___ DATA FOR THIS EXERCISE

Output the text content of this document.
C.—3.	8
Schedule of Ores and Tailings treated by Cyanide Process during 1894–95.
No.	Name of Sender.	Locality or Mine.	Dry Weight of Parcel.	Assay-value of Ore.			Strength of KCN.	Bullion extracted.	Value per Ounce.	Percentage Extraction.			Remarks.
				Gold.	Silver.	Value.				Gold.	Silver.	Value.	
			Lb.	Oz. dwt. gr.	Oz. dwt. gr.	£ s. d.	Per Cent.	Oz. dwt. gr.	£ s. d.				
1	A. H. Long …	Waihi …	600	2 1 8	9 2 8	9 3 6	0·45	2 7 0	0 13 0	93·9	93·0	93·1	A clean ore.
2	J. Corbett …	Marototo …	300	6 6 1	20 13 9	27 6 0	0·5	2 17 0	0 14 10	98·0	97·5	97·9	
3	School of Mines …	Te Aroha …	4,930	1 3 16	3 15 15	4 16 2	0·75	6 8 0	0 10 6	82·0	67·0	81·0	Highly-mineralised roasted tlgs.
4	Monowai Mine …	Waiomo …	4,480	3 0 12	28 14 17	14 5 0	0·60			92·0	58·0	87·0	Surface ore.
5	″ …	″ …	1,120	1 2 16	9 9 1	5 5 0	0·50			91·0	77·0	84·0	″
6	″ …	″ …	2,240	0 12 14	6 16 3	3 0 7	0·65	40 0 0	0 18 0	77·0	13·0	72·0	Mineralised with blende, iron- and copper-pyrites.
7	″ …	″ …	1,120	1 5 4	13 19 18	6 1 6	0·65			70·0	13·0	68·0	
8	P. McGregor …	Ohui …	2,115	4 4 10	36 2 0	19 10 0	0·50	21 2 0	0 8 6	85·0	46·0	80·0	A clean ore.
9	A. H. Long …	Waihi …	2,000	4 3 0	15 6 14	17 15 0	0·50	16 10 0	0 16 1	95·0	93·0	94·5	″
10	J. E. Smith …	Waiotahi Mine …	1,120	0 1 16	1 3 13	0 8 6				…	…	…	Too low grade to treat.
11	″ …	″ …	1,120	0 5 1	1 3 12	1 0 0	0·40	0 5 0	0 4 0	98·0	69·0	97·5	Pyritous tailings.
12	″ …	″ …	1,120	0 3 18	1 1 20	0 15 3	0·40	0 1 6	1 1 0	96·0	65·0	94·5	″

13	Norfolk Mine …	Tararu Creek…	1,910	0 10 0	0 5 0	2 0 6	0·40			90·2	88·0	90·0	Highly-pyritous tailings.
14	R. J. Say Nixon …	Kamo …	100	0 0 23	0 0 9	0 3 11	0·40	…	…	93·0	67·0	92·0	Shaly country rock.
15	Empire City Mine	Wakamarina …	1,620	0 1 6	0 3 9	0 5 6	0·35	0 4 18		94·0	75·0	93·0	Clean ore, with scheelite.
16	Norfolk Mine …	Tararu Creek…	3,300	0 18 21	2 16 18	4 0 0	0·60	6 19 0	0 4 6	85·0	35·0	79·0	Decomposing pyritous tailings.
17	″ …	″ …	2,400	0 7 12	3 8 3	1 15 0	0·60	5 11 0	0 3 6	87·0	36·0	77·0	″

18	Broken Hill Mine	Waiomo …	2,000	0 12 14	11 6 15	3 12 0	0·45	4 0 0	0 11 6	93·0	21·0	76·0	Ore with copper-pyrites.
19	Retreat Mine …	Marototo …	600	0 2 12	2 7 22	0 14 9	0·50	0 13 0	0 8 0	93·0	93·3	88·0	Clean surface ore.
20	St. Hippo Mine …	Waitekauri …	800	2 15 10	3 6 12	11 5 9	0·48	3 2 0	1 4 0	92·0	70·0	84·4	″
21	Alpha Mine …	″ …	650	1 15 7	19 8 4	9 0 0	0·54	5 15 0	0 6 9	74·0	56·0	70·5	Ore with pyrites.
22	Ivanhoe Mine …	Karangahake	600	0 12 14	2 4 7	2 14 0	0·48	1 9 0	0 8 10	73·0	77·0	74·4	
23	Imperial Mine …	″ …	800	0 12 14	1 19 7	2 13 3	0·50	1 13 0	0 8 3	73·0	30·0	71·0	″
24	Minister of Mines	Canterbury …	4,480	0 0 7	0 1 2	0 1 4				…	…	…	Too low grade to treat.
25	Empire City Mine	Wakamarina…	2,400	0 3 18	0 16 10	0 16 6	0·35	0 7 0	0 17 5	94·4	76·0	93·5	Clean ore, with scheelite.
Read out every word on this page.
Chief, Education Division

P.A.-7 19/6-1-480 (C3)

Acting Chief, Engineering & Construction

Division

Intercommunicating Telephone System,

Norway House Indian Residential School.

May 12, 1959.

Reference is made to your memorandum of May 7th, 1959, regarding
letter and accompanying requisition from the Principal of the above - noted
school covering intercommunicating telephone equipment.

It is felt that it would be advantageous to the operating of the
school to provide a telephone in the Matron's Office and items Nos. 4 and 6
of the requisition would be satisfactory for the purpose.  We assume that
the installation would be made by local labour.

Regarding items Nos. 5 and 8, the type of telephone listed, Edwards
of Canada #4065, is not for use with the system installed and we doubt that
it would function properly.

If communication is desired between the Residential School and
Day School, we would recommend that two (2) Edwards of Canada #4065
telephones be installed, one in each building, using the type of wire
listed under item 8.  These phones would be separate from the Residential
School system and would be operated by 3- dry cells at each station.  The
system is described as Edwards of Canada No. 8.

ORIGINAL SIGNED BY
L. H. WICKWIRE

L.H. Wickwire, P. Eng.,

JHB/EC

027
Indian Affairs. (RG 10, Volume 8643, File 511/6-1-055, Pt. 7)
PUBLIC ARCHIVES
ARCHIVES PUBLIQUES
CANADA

______

To complete the exercise, print all of the entries exactly.

Output the text content of this document.
C.—3.	8
Schedule of Ores and Tailings treated by Cyanide Process during 1894–95.
No.	Name of Sender.	Locality or Mine.	Dry Weight of Parcel.	Assay-value of Ore.			Strength of KCN.	Bullion extracted.	Value per Ounce.	Percentage Extraction.			Remarks.
				Gold.	Silver.	Value.				Gold.	Silver.	Value.	
			Lb.	Oz. dwt. gr.	Oz. dwt. gr.	£ s. d.	Per Cent.	Oz. dwt. gr.	£ s. d.				
1	A. H. Long …	Waihi …	600	2 1 8	9 2 8	9 3 6	0·45	2 7 0	0 13 0	93·9	93·0	93·1	A clean ore.
2	J. Corbett …	Marototo …	300	6 6 1	20 13 9	27 6 0	0·5	2 17 0	0 14 10	98·0	97·5	97·9	
3	School of Mines …	Te Aroha …	4,930	1 3 16	3 15 15	4 16 2	0·75	6 8 0	0 10 6	82·0	67·0	81·0	Highly-mineralised roasted tlgs.
4	Monowai Mine …	Waiomo …	4,480	3 0 12	28 14 17	14 5 0	0·60			92·0	58·0	87·0	Surface ore.
5	″ …	″ …	1,120	1 2 16	9 9 1	5 5 0	0·50			91·0	77·0	84·0	″
6	″ …	″ …	2,240	0 12 14	6 16 3	3 0 7	0·65	40 0 0	0 18 0	77·0	13·0	72·0	Mineralised with blende, iron- and copper-pyrites.
7	″ …	″ …	1,120	1 5 4	13 19 18	6 1 6	0·65			70·0	13·0	68·0	
8	P. McGregor …	Ohui …	2,115	4 4 10	36 2 0	19 10 0	0·50	21 2 0	0 8 6	85·0	46·0	80·0	A clean ore.
9	A. H. Long …	Waihi …	2,000	4 3 0	15 6 14	17 15 0	0·50	16 10 0	0 16 1	95·0	93·0	94·5	″
10	J. E. Smith …	Waiotahi Mine …	1,120	0 1 16	1 3 13	0 8 6				…	…	…	Too low grade to treat.
11	″ …	″ …	1,120	0 5 1	1 3 12	1 0 0	0·40	0 5 0	0 4 0	98·0	69·0	97·5	Pyritous tailings.
12	″ …	″ …	1,120	0 3 18	1 1 20	0 15 3	0·40	0 1 6	1 1 0	96·0	65·0	94·5	″

13	Norfolk Mine …	Tararu Creek…	1,910	0 10 0	0 5 0	2 0 6	0·40			90·2	88·0	90·0	Highly-pyritous tailings.
14	R. J. Say Nixon …	Kamo …	100	0 0 23	0 0 9	0 3 11	0·40	…	…	93·0	67·0	92·0	Shaly country rock.
15	Empire City Mine	Wakamarina …	1,620	0 1 6	0 3 9	0 5 6	0·35	0 4 18		94·0	75·0	93·0	Clean ore, with scheelite.
16	Norfolk Mine …	Tararu Creek…	3,300	0 18 21	2 16 18	4 0 0	0·60	6 19 0	0 4 6	85·0	35·0	79·0	Decomposing pyritous tailings.
17	″ …	″ …	2,400	0 7 12	3 8 3	1 15 0	0·60	5 11 0	0 3 6	87·0	36·0	77·0	″

18	Broken Hill Mine	Waiomo …	2,000	0 12 14	11 6 15	3 12 0	0·45	4 0 0	0 11 6	93·0	21·0	76·0	Ore with copper-pyrites.
19	Retreat Mine …	Marototo …	600	0 2 12	2 7 22	0 14 9	0·50	0 13 0	0 8 0	93·0	93·3	88·0	Clean surface ore.
20	St. Hippo Mine …	Waitekauri …	800	2 15 10	3 6 12	11 5 9	0·48	3 2 0	1 4 0	92·0	70·0	84·4	″
21	Alpha Mine …	″ …	650	1 15 7	19 8 4	9 0 0	0·54	5 15 0	0 6 9	74·0	56·0	70·5	Ore with pyrites.
22	Ivanhoe Mine …	Karangahake	600	0 12 14	2 4 7	2 14 0	0·48	1 9 0	0 8 10	73·0	77·0	74·4	
23	Imperial Mine …	″ …	800	0 12 14	1 19 7	2 13 3	0·50	1 13 0	0 8 3	73·0	30·0	71·0	″
24	Minister of Mines	Canterbury …	4,480	0 0 7	0 1 2	0 1 4				…	…	…	Too low grade to treat.
25	Empire City Mine	Wakamarina…	2,400	0 3 18	0 16 10	0 16 6	0·35	0 7 0	0 17 5	94·4	76·0	93·5	Clean ore, with scheelite.
Read out every word on this page.
Chief, Education Division

P.A.-7 19/6-1-480 (C3)

Acting Chief, Engineering & Construction

Division

Intercommunicating Telephone System,

Norway House Indian Residential School.

May 12, 1959.

Reference is made to your memorandum of May 7th, 1959, regarding
letter and accompanying requisition from the Principal of the above - noted
school covering intercommunicating telephone equipment.

It is felt that it would be advantageous to the operating of the
school to provide a telephone in the Matron's Office and items Nos. 4 and 6
of the requisition would be satisfactory for the purpose.  We assume that
the installation would be made by local labour.

Regarding items Nos. 5 and 8, the type of telephone listed, Edwards
of Canada #4065, is not for use with the system installed and we doubt that
it would function properly.

If communication is desired between the Residential School and
Day School, we would recommend that two (2) Edwards of Canada #4065
telephones be installed, one in each building, using the type of wire
listed under item 8.  These phones would be separate from the Residential
School system and would be operated by 3- dry cells at each station.  The
system is described as Edwards of Canada No. 8.

ORIGINAL SIGNED BY
L. H. WICKWIRE

L.H. Wickwire, P. Eng.,

JHB/EC

027
Indian Affairs. (RG 10, Volume 8643, File 511/6-1-055, Pt. 7)
PUBLIC ARCHIVES
ARCHIVES PUBLIQUES
CANADA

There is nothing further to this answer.